What you will do
In your copy, reproduce the entries exactly as they are, minus the images.
* Begin *
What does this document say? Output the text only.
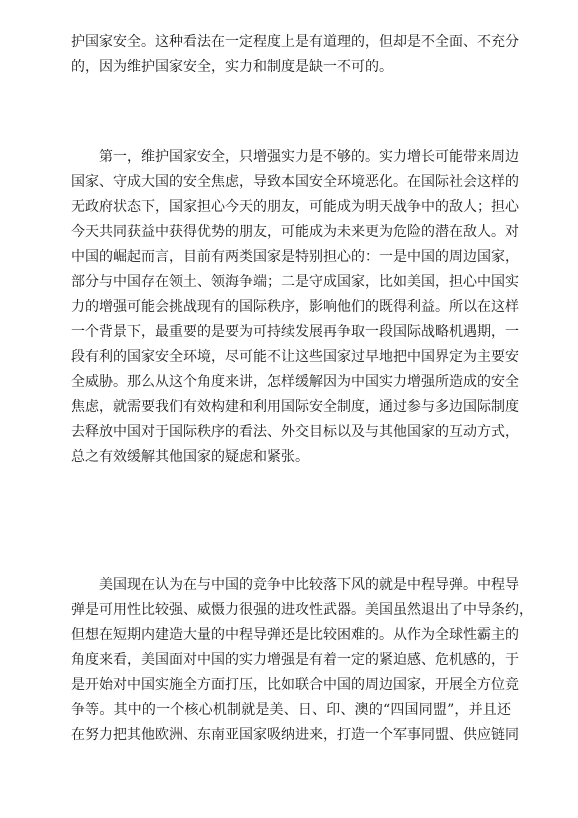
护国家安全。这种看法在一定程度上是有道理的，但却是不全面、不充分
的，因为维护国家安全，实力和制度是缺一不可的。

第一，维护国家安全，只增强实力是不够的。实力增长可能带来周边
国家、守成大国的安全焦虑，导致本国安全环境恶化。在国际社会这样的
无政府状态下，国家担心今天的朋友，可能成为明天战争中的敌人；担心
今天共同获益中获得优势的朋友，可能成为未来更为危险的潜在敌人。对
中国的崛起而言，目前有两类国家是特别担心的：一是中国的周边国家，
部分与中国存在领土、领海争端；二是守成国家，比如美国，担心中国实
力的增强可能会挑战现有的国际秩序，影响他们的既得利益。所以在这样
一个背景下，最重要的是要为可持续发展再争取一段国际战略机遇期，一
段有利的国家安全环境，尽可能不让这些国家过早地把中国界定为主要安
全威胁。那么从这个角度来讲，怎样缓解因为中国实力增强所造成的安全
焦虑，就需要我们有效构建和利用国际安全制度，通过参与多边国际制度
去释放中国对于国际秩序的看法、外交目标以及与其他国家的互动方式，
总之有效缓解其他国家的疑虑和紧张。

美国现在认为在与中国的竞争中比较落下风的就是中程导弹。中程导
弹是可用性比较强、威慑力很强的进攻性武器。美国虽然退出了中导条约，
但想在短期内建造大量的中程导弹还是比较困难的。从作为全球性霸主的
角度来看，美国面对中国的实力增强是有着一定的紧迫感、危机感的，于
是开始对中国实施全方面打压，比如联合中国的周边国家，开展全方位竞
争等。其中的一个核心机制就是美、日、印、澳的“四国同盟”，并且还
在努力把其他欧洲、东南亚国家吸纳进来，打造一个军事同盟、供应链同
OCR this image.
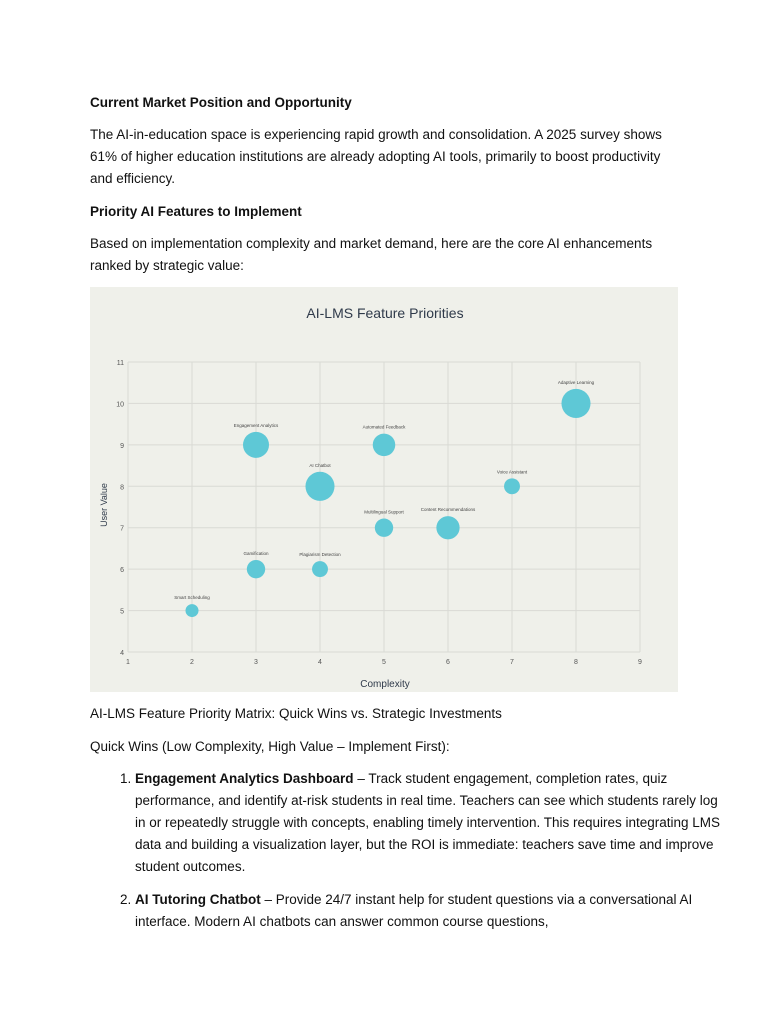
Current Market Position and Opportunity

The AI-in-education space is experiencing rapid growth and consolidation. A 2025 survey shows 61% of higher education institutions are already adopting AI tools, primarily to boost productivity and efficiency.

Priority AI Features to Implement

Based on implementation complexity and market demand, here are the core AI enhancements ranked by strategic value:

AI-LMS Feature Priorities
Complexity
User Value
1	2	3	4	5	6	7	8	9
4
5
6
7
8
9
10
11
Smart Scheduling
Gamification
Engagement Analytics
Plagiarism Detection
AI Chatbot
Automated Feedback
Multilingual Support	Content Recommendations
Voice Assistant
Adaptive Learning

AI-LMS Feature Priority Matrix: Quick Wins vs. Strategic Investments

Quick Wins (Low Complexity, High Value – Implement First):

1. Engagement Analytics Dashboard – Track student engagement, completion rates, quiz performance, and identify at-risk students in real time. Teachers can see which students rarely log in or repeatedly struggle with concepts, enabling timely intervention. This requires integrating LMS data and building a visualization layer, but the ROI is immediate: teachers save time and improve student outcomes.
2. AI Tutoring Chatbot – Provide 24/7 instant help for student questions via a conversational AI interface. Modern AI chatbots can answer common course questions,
* End *
Result
What does this document say? Output the text only.
护国家安全。这种看法在一定程度上是有道理的，但却是不全面、不充分
的，因为维护国家安全，实力和制度是缺一不可的。

第一，维护国家安全，只增强实力是不够的。实力增长可能带来周边
国家、守成大国的安全焦虑，导致本国安全环境恶化。在国际社会这样的
无政府状态下，国家担心今天的朋友，可能成为明天战争中的敌人；担心
今天共同获益中获得优势的朋友，可能成为未来更为危险的潜在敌人。对
中国的崛起而言，目前有两类国家是特别担心的：一是中国的周边国家，
部分与中国存在领土、领海争端；二是守成国家，比如美国，担心中国实
力的增强可能会挑战现有的国际秩序，影响他们的既得利益。所以在这样
一个背景下，最重要的是要为可持续发展再争取一段国际战略机遇期，一
段有利的国家安全环境，尽可能不让这些国家过早地把中国界定为主要安
全威胁。那么从这个角度来讲，怎样缓解因为中国实力增强所造成的安全
焦虑，就需要我们有效构建和利用国际安全制度，通过参与多边国际制度
去释放中国对于国际秩序的看法、外交目标以及与其他国家的互动方式，
总之有效缓解其他国家的疑虑和紧张。

美国现在认为在与中国的竞争中比较落下风的就是中程导弹。中程导
弹是可用性比较强、威慑力很强的进攻性武器。美国虽然退出了中导条约，
但想在短期内建造大量的中程导弹还是比较困难的。从作为全球性霸主的
角度来看，美国面对中国的实力增强是有着一定的紧迫感、危机感的，于
是开始对中国实施全方面打压，比如联合中国的周边国家，开展全方位竞
争等。其中的一个核心机制就是美、日、印、澳的“四国同盟”，并且还
在努力把其他欧洲、东南亚国家吸纳进来，打造一个军事同盟、供应链同
OCR this image.
Current Market Position and Opportunity

The AI-in-education space is experiencing rapid growth and consolidation. A 2025 survey shows 61% of higher education institutions are already adopting AI tools, primarily to boost productivity and efficiency.

Priority AI Features to Implement

Based on implementation complexity and market demand, here are the core AI enhancements ranked by strategic value:

AI-LMS Feature Priorities
Complexity
User Value
1	2	3	4	5	6	7	8	9
4
5
6
7
8
9
10
11
Smart Scheduling
Gamification
Engagement Analytics
Plagiarism Detection
AI Chatbot
Automated Feedback
Multilingual Support	Content Recommendations
Voice Assistant
Adaptive Learning

AI-LMS Feature Priority Matrix: Quick Wins vs. Strategic Investments

Quick Wins (Low Complexity, High Value – Implement First):

1. Engagement Analytics Dashboard – Track student engagement, completion rates, quiz performance, and identify at-risk students in real time. Teachers can see which students rarely log in or repeatedly struggle with concepts, enabling timely intervention. This requires integrating LMS data and building a visualization layer, but the ROI is immediate: teachers save time and improve student outcomes.
2. AI Tutoring Chatbot – Provide 24/7 instant help for student questions via a conversational AI interface. Modern AI chatbots can answer common course questions,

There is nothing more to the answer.